• Data rows:

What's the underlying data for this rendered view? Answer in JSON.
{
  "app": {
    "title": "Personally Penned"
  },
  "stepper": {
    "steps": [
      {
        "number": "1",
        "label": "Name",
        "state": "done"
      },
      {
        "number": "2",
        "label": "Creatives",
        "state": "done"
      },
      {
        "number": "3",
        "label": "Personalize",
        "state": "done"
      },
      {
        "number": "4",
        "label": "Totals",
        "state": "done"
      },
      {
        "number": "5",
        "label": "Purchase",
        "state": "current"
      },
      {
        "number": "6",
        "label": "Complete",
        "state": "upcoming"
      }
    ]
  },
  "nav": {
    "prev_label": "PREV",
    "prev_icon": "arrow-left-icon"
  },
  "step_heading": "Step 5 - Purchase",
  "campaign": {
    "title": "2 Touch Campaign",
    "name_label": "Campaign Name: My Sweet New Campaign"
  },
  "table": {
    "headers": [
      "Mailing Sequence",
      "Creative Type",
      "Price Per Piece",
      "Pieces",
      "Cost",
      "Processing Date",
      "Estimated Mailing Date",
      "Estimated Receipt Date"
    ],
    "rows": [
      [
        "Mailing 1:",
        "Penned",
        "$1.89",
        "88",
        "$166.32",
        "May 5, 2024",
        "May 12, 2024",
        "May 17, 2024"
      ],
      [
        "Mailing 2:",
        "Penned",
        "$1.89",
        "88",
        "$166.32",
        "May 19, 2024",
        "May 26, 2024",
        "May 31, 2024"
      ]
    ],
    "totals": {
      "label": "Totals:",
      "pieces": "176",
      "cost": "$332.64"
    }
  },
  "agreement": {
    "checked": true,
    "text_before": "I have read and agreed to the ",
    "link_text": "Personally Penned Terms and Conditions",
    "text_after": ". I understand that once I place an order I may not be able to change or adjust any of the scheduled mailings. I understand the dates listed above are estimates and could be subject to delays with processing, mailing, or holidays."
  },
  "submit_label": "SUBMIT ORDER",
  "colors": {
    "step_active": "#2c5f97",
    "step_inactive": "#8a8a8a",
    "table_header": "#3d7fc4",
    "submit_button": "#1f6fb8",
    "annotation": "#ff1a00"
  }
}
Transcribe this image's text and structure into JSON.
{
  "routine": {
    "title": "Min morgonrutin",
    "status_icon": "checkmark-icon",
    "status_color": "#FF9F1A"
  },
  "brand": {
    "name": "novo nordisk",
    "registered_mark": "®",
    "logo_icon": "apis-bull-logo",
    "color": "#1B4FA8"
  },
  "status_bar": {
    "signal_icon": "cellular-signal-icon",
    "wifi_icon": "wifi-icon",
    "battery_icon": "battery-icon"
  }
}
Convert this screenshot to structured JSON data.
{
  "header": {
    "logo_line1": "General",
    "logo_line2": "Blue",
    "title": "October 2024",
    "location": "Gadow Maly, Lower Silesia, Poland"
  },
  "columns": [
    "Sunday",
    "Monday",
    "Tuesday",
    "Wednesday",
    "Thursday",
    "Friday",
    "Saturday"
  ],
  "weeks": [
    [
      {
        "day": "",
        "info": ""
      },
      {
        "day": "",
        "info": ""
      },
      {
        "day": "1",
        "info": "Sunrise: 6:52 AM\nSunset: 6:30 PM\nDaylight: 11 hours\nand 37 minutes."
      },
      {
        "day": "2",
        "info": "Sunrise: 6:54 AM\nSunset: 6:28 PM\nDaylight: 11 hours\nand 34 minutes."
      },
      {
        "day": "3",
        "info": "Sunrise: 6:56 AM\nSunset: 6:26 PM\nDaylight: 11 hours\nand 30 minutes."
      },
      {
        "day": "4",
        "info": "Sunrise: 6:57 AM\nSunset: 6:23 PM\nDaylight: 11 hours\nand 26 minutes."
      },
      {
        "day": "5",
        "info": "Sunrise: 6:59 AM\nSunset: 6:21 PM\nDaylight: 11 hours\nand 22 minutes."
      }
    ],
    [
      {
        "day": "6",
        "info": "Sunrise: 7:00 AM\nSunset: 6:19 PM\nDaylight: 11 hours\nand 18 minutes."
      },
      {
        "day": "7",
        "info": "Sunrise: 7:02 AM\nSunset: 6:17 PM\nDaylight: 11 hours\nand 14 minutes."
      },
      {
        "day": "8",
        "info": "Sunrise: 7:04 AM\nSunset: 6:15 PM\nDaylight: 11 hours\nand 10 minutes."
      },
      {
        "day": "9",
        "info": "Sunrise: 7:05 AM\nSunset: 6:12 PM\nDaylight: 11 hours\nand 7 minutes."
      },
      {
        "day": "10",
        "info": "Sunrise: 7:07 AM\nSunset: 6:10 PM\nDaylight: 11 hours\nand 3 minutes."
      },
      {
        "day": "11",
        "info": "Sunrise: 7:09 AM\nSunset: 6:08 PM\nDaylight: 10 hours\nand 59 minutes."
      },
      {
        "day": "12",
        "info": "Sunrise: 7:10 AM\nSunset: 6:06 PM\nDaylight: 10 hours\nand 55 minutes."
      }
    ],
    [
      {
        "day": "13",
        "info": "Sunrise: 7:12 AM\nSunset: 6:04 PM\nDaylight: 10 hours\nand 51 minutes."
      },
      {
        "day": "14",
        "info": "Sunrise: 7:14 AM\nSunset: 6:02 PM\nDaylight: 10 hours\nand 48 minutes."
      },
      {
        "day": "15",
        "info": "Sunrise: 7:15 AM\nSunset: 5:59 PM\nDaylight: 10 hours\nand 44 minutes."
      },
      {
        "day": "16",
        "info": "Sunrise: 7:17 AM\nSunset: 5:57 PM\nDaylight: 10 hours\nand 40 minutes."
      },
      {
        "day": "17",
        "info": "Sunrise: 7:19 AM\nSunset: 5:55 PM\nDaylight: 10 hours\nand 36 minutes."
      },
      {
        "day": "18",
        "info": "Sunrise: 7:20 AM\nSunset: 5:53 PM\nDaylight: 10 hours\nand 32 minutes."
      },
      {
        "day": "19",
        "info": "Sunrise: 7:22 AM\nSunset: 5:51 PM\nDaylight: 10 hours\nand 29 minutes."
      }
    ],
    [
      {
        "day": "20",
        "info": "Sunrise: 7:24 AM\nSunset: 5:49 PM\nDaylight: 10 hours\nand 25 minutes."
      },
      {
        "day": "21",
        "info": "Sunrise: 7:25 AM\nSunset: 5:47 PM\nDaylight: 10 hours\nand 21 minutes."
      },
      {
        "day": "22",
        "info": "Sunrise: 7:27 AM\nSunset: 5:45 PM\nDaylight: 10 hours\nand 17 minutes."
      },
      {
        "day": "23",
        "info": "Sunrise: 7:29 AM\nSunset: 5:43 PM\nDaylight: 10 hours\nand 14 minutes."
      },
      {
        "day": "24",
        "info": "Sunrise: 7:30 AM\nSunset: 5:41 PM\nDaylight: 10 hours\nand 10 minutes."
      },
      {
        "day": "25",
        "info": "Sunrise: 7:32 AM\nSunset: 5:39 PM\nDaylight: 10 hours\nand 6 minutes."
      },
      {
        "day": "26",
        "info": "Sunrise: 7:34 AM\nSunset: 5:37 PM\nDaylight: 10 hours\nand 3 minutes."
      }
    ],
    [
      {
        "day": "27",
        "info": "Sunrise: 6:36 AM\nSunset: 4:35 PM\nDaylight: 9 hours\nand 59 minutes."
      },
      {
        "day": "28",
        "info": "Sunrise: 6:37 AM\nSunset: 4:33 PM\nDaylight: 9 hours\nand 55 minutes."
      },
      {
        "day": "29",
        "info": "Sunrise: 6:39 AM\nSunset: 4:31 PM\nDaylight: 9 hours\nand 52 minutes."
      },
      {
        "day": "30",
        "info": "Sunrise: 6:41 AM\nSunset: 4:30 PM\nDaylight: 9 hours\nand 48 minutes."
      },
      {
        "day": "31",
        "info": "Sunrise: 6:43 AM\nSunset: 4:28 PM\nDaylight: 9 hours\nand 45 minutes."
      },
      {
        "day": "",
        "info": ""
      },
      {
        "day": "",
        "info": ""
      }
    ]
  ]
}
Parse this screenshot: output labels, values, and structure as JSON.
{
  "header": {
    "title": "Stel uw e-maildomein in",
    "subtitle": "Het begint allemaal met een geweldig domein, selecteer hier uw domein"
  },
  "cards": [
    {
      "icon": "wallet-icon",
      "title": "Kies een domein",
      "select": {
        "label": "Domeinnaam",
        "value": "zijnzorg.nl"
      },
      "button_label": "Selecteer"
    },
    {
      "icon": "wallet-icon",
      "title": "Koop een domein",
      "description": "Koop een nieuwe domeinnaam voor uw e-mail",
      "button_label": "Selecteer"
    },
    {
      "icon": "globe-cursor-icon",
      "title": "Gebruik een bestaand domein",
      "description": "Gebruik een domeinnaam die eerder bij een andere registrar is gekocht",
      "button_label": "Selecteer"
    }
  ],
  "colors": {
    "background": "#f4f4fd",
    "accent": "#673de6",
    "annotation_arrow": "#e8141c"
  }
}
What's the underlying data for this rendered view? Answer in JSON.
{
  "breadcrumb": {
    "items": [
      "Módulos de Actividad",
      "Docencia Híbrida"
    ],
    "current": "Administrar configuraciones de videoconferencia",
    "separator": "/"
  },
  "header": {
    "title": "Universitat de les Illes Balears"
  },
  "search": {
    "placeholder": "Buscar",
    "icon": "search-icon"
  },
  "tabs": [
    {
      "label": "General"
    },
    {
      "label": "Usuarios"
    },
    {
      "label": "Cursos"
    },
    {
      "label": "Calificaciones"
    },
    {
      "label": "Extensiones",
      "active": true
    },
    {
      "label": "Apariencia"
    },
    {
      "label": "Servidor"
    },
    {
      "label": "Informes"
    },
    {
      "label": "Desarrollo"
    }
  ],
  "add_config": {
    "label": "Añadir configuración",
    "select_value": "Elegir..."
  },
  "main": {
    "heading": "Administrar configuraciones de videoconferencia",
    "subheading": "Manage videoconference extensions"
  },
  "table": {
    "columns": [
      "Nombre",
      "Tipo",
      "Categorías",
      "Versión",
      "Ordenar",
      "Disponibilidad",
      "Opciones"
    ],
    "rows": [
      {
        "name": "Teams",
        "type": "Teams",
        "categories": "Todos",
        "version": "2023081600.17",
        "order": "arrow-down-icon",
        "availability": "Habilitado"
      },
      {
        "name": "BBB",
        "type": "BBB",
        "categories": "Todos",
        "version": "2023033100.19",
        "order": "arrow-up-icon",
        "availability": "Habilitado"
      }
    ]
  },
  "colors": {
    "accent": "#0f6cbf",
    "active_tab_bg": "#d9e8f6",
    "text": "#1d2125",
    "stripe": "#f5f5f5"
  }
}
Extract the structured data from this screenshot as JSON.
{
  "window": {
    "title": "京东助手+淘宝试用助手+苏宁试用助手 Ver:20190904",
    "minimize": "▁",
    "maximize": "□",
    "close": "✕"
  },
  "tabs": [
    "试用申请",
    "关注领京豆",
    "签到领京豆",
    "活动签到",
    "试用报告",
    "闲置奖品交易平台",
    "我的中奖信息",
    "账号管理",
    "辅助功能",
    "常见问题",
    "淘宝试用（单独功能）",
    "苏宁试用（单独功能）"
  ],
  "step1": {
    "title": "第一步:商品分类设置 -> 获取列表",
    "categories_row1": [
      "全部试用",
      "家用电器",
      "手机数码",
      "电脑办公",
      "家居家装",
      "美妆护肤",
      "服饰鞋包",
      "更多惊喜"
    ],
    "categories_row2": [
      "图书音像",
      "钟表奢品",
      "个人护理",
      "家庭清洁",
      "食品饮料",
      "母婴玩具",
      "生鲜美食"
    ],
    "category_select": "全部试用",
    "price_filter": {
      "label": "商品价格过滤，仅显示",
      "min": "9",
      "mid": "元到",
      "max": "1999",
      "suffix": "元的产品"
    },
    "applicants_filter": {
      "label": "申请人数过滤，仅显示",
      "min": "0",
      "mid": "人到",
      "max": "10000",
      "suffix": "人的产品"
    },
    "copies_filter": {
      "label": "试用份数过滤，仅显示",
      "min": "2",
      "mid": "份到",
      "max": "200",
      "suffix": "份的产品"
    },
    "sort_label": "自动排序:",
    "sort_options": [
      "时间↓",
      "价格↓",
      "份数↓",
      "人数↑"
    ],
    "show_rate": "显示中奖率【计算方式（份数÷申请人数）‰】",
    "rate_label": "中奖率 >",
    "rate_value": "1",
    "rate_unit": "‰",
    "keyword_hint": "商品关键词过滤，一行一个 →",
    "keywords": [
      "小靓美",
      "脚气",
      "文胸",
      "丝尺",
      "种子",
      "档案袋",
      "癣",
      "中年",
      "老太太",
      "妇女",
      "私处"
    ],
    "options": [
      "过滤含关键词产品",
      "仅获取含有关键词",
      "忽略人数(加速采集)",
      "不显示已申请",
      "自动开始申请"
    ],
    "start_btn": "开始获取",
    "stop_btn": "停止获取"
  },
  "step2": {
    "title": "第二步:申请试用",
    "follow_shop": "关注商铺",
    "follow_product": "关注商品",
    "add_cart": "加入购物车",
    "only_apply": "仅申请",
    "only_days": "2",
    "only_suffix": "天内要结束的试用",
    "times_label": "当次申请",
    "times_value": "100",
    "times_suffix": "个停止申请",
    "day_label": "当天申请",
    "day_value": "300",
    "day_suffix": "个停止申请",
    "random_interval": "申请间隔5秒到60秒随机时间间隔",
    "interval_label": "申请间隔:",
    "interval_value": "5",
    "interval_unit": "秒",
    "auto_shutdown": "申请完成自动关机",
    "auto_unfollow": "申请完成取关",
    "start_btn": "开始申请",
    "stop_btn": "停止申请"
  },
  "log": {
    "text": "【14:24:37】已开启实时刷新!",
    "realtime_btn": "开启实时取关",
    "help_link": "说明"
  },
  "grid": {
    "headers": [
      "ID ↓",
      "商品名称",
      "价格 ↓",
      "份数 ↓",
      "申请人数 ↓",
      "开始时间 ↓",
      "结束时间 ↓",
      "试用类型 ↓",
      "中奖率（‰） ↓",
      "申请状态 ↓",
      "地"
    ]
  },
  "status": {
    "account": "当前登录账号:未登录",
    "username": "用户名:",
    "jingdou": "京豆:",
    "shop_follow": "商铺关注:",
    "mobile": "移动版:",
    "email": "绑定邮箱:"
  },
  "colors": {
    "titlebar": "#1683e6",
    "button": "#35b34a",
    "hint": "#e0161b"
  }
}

• Aim of the exercise: Locate all lines in the listing above with the word "version". Copy them.

• Written solution:
        "version": "2023081600.17",
        "version": "2023033100.19",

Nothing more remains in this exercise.